> **GIVEN INSTRUCTION**
Copy each line of the material below that includes the string "soli".

> **SUPPLIED INFORMATION**
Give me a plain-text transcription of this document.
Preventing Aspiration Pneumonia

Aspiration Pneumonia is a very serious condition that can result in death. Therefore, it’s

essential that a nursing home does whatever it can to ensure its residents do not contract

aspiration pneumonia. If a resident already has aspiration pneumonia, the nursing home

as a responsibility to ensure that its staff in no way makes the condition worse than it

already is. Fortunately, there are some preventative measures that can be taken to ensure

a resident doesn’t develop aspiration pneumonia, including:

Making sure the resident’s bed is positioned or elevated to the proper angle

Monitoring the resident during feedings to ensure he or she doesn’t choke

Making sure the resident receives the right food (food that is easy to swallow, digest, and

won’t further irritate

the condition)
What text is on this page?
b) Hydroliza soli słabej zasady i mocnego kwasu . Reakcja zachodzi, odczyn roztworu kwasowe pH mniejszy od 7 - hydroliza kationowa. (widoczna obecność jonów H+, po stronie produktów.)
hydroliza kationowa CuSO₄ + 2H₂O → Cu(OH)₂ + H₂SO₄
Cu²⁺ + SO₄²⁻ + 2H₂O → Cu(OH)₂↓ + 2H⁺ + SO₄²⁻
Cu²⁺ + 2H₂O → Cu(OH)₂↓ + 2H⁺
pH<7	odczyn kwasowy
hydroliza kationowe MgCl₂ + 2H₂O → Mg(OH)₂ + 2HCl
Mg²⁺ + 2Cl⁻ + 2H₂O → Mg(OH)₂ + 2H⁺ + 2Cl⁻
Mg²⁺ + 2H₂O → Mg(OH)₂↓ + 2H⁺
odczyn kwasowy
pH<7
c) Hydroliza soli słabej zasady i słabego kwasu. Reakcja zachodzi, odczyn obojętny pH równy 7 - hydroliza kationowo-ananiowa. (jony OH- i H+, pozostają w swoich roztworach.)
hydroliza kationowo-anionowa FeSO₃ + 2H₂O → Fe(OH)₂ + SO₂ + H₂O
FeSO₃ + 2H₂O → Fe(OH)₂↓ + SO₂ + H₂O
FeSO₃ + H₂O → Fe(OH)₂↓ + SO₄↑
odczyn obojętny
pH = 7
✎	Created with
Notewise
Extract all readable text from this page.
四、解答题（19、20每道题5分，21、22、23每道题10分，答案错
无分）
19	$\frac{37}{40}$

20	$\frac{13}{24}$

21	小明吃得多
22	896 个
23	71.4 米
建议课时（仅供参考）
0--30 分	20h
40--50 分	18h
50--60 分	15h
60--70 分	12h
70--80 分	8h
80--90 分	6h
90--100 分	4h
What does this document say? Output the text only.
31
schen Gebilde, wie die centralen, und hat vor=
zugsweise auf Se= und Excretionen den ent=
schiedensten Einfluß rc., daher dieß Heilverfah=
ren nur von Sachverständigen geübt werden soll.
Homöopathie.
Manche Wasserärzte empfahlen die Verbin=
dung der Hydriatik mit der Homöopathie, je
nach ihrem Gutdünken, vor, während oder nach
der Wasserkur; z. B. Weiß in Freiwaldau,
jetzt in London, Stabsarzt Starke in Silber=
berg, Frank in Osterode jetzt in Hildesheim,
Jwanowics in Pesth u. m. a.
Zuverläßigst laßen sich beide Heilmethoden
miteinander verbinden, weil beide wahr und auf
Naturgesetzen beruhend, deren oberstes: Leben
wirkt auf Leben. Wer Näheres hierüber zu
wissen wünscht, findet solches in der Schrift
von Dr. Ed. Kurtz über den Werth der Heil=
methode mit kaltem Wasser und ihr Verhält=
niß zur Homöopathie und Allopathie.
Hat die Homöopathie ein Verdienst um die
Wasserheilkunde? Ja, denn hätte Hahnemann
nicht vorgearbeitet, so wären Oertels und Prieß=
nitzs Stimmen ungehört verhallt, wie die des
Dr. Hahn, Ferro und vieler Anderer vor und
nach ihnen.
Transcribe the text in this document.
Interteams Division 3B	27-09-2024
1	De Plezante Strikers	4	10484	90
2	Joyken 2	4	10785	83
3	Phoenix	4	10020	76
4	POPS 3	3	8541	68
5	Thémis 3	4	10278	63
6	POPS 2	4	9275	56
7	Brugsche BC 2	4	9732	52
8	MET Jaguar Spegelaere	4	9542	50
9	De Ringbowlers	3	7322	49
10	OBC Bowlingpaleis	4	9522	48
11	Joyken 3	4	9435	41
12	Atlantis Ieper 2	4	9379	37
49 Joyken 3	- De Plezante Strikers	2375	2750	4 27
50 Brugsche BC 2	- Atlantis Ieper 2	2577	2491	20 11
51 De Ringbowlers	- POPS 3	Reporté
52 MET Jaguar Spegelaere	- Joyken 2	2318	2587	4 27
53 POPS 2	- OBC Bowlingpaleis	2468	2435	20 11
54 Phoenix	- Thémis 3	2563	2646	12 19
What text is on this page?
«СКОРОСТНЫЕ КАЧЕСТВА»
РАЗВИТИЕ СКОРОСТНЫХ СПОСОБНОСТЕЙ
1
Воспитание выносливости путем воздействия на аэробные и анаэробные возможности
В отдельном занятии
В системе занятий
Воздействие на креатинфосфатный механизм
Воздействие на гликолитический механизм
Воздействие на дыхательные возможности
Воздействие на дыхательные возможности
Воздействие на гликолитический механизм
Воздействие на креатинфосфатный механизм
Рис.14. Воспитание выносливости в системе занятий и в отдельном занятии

> **EXPECTED ANSWER**
b) Hydroliza soli słabej zasady i mocnego kwasu . Reakcja zachodzi, odczyn roztworu kwasowe pH mniejszy od 7 - hydroliza kationowa. (widoczna obecność jonów H+, po stronie produktów.)
c) Hydroliza soli słabej zasady i słabego kwasu. Reakcja zachodzi, odczyn obojętny pH równy 7 - hydroliza kationowo-ananiowa. (jony OH- i H+, pozostają w swoich roztworach.)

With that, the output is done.